§ EXERCISE DIRECTIONS: Report every line in the listing below where the string "JSON" shows up.

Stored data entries

· · · · ·

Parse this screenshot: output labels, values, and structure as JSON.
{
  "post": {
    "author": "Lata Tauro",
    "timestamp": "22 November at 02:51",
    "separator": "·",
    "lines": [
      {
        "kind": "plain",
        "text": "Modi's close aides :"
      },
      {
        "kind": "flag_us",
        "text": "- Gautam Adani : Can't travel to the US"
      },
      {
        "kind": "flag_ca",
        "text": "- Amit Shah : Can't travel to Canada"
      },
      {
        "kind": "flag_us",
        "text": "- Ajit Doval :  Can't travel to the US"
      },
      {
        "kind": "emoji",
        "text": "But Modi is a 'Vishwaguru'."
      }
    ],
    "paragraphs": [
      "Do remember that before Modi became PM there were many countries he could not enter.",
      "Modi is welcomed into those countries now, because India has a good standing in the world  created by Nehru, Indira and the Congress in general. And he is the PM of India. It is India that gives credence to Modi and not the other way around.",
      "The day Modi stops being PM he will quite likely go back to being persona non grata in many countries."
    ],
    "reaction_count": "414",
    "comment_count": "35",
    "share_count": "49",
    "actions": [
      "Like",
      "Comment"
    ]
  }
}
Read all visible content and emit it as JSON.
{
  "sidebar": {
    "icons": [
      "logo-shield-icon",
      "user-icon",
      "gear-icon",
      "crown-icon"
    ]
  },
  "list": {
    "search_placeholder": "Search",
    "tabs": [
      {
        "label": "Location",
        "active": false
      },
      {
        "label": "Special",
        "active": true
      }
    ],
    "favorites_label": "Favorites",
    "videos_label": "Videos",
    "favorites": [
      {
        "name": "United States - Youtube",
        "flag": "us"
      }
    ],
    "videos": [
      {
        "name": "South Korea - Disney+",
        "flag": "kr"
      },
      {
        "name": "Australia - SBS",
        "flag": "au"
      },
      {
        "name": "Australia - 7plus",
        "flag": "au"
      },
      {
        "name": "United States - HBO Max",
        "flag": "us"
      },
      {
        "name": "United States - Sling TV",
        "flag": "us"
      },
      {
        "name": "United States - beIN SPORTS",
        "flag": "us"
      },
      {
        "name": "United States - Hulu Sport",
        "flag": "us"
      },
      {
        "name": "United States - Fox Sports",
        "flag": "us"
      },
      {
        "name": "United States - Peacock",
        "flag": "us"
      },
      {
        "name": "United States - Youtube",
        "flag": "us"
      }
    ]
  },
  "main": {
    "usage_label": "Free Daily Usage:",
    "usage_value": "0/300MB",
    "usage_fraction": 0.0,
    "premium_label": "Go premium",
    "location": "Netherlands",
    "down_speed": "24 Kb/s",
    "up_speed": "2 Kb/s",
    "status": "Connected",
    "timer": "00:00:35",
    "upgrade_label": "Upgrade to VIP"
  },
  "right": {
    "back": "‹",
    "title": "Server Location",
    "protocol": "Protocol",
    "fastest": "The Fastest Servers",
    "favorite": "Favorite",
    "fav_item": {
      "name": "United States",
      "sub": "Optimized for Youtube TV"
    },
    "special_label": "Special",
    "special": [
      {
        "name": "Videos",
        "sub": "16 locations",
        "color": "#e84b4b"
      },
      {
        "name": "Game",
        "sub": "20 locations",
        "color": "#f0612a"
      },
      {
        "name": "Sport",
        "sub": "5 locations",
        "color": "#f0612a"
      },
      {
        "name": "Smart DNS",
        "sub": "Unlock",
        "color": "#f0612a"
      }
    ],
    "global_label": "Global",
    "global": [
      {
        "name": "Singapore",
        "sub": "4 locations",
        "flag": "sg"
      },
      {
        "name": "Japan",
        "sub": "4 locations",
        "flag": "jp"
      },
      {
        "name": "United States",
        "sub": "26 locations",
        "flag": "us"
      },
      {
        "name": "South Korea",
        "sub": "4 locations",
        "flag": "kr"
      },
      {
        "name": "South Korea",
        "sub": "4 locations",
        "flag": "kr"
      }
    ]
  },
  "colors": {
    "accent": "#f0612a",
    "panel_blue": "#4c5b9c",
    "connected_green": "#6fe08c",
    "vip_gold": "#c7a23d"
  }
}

· · · · ·

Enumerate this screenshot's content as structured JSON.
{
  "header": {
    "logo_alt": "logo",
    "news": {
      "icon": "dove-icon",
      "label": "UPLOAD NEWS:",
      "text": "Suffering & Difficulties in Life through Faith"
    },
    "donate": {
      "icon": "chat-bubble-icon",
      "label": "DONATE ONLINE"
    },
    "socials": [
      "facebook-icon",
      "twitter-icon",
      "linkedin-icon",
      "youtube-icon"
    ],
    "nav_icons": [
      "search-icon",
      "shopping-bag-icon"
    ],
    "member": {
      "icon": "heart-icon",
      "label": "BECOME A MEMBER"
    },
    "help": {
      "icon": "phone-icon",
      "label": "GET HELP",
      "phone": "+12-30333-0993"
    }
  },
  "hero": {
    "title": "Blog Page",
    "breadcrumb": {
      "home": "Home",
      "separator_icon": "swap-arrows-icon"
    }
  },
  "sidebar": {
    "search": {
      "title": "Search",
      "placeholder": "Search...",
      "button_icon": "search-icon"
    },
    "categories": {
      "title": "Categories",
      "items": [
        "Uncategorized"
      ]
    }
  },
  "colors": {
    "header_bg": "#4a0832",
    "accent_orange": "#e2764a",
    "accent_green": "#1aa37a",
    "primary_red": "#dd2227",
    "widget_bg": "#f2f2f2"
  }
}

· · · · ·

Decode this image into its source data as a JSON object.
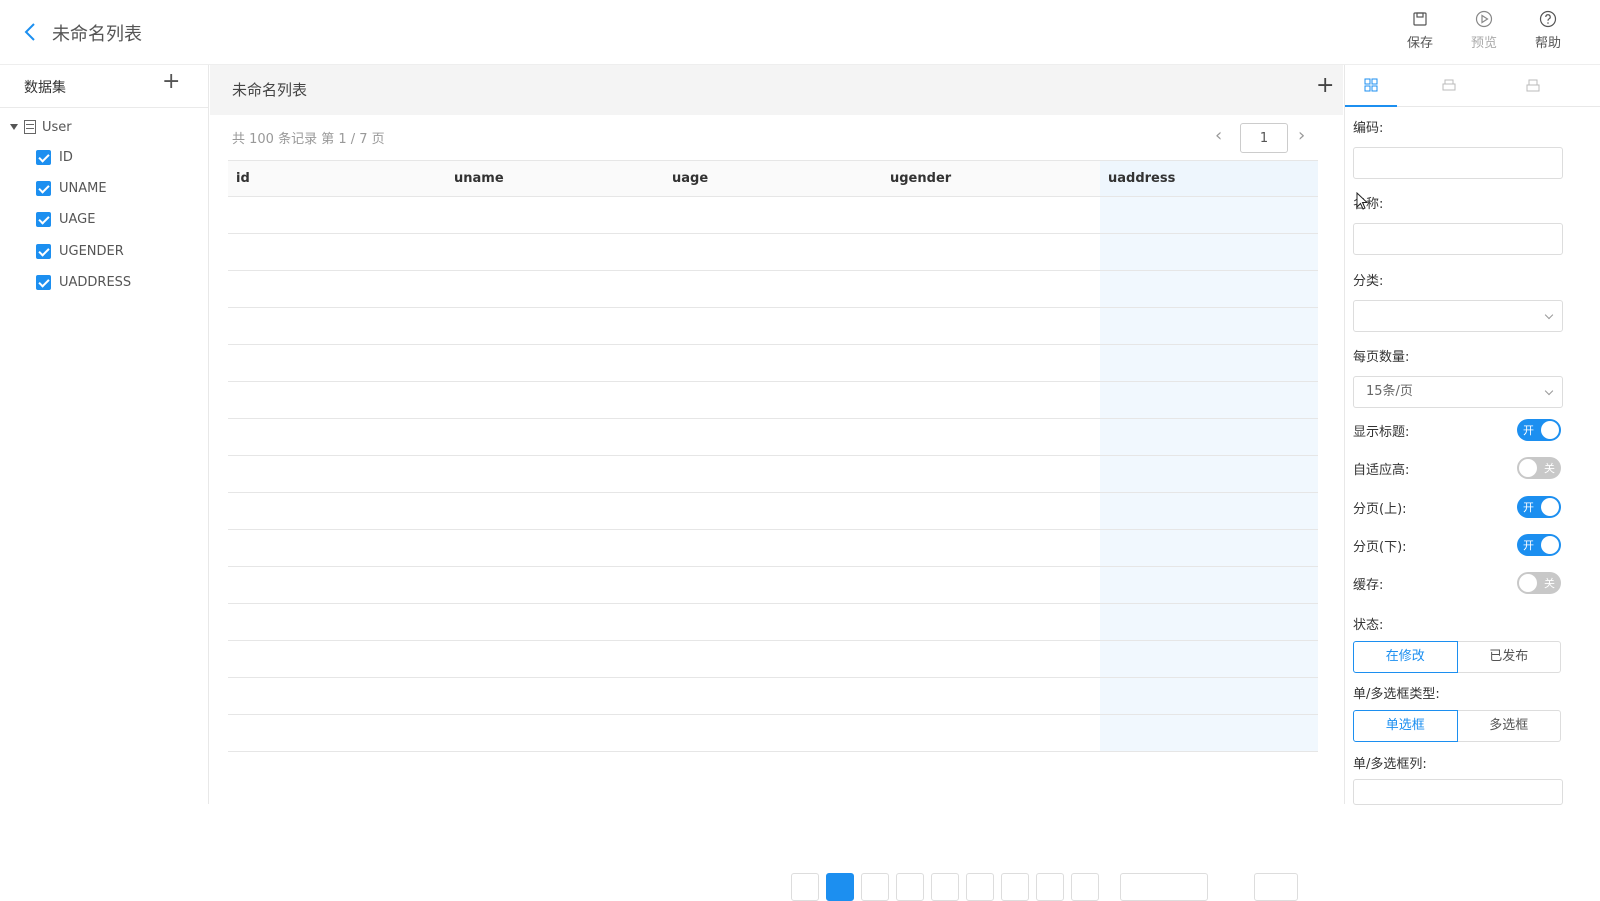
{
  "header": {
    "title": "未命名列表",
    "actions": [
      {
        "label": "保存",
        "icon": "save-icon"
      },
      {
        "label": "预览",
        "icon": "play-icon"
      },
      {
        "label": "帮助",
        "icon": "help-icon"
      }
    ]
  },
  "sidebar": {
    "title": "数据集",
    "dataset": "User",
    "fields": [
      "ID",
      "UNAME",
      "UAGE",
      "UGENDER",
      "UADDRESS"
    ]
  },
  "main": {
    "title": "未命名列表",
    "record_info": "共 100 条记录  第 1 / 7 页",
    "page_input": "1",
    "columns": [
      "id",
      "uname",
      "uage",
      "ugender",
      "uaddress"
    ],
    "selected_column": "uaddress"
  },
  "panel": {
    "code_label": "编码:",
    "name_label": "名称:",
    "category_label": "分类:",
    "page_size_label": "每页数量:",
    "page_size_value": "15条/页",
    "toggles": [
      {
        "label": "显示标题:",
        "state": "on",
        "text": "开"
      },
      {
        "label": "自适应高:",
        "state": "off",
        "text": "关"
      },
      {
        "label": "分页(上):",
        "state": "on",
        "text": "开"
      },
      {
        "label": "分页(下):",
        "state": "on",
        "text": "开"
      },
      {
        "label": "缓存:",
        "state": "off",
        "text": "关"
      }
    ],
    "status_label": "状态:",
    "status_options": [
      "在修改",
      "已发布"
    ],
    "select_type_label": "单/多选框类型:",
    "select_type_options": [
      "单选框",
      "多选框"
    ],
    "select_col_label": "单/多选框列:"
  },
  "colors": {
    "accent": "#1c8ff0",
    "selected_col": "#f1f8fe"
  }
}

· · · · ·

§ THE RESULT:
Parse this screenshot: output labels, values, and structure as JSON.
Read all visible content and emit it as JSON.
Enumerate this screenshot's content as structured JSON.
Decode this image into its source data as a JSON object.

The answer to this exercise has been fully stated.